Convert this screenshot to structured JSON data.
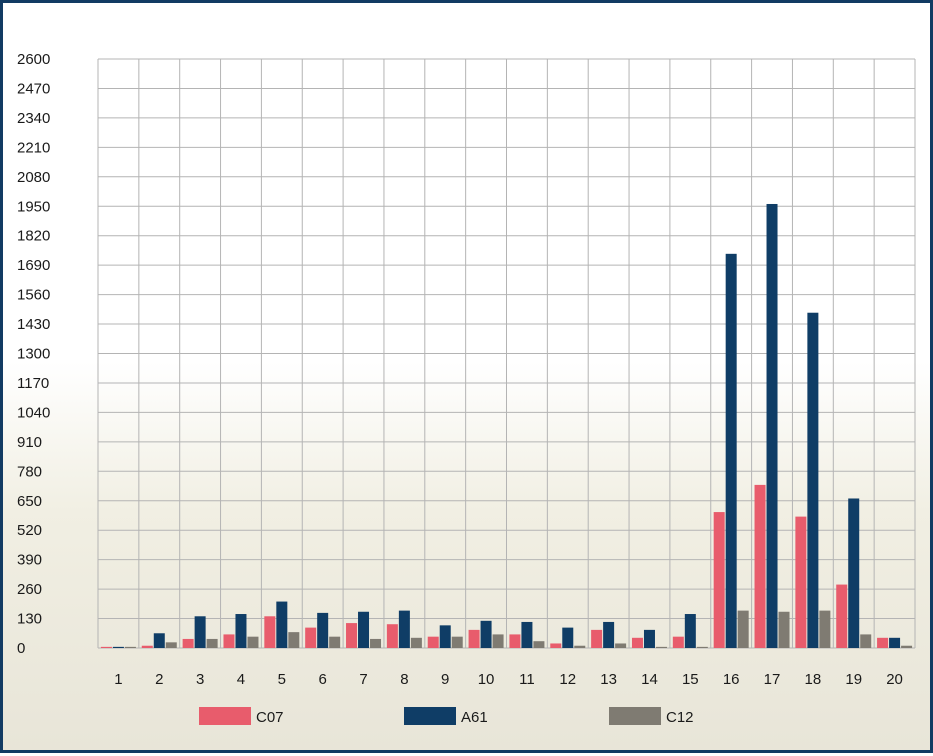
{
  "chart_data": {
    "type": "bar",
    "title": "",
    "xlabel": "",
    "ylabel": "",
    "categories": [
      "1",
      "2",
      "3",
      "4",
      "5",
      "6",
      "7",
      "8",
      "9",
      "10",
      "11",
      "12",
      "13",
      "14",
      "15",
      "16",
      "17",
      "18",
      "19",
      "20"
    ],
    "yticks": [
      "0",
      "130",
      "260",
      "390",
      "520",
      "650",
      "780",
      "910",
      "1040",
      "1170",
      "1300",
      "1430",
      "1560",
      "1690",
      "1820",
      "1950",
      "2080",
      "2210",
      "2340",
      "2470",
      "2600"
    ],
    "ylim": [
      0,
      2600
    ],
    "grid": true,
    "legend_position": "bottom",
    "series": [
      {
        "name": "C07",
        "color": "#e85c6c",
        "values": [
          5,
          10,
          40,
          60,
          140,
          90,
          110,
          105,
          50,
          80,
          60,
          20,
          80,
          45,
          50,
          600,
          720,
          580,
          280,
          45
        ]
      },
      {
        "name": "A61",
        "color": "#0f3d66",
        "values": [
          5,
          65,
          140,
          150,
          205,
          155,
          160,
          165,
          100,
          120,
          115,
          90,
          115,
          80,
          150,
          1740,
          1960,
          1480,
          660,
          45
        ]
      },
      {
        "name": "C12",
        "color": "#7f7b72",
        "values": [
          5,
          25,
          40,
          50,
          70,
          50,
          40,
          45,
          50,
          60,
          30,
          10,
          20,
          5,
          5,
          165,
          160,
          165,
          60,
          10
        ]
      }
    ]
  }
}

* * *

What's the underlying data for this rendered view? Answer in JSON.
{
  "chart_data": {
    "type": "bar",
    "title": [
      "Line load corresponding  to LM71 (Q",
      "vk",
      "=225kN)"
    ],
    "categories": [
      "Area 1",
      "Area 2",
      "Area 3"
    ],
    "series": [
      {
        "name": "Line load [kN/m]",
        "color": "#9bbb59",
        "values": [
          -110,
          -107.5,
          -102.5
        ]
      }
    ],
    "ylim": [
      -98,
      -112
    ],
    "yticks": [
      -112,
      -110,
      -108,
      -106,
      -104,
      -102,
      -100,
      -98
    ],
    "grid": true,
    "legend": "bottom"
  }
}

* * *

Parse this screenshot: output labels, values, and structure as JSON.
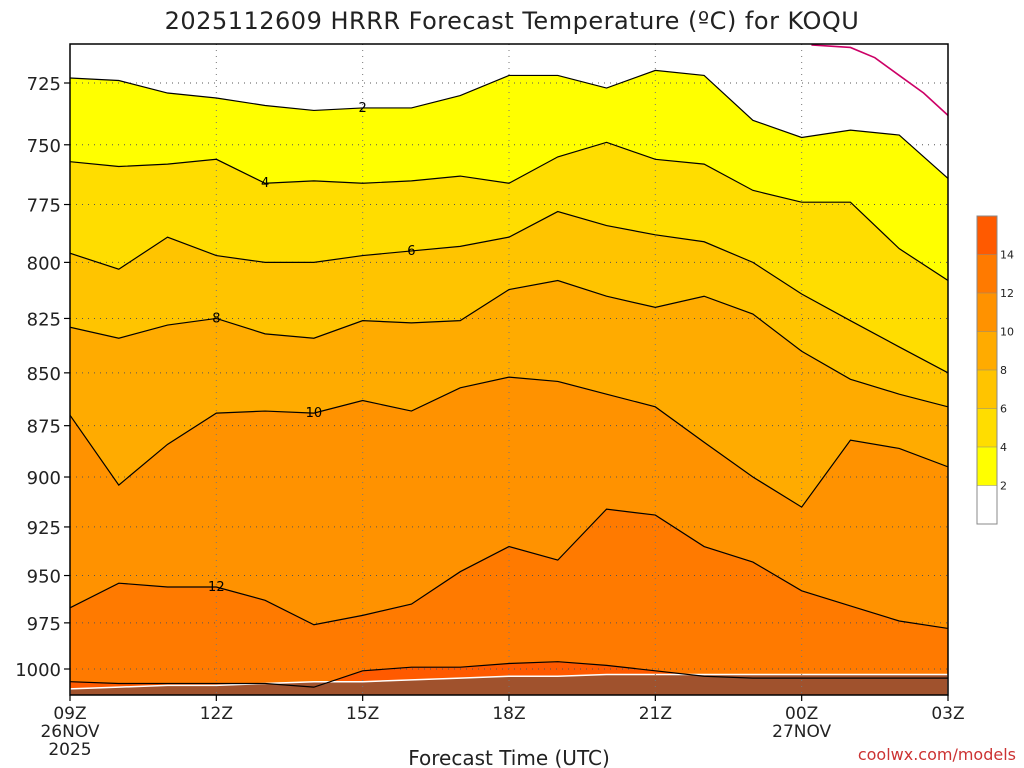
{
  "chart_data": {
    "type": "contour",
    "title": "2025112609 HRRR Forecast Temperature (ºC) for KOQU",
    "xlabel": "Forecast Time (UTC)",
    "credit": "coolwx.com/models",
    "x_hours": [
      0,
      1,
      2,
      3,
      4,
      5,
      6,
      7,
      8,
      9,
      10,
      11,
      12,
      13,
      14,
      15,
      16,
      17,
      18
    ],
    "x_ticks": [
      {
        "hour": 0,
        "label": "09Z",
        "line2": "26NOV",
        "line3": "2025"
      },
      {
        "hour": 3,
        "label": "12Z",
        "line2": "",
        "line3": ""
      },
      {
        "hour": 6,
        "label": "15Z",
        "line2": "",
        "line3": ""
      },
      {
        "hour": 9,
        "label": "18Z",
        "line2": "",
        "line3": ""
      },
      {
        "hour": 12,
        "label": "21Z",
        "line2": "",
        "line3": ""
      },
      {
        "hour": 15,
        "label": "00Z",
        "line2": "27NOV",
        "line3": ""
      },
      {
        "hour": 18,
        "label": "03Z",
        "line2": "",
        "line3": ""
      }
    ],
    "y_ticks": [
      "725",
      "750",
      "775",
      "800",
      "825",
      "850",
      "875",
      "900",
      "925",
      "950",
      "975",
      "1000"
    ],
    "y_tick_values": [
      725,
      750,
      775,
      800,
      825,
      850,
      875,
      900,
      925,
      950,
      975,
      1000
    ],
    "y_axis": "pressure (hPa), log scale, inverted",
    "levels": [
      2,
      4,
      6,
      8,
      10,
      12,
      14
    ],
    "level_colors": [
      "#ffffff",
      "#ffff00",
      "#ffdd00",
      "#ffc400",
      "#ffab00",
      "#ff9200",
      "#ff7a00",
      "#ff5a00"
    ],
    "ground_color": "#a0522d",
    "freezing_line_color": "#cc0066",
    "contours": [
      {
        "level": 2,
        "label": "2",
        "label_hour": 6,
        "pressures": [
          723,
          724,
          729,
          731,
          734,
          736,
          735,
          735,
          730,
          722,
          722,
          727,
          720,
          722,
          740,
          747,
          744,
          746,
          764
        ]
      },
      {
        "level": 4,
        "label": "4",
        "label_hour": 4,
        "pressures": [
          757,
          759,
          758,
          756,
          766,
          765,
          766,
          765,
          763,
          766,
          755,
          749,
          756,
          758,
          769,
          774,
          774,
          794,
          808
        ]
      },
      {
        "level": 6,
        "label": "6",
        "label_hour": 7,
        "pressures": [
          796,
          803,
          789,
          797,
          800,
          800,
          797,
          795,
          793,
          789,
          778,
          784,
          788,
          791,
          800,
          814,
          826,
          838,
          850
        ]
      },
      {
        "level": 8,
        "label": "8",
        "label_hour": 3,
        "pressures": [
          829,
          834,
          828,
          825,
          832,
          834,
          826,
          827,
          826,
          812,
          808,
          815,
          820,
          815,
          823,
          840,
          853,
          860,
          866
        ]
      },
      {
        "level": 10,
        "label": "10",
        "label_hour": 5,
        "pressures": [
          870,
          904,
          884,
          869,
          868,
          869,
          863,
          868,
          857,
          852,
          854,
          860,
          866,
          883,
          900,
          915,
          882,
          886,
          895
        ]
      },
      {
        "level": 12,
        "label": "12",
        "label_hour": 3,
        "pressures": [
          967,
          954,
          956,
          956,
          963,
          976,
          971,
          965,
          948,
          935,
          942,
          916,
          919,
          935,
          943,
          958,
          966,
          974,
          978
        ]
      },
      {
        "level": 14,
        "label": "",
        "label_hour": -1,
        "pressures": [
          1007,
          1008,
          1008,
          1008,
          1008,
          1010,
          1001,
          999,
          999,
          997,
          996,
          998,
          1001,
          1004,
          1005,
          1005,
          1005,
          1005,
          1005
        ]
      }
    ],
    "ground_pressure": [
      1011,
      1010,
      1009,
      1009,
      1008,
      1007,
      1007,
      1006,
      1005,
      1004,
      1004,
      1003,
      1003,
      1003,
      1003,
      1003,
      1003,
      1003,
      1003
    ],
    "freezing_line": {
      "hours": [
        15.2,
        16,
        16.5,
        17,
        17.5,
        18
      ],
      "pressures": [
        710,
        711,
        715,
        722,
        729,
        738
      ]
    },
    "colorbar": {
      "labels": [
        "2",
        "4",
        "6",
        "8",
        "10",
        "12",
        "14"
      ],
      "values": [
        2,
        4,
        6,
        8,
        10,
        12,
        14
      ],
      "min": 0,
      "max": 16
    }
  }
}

Exercise instructions:
Copy every line of the entries above in which "JSON" occurs.

Output for this exercise:
Convert this screenshot to structured JSON data.
What's the underlying data for this rendered view? Answer in JSON.
Parse this screenshot: output labels, values, and structure as JSON.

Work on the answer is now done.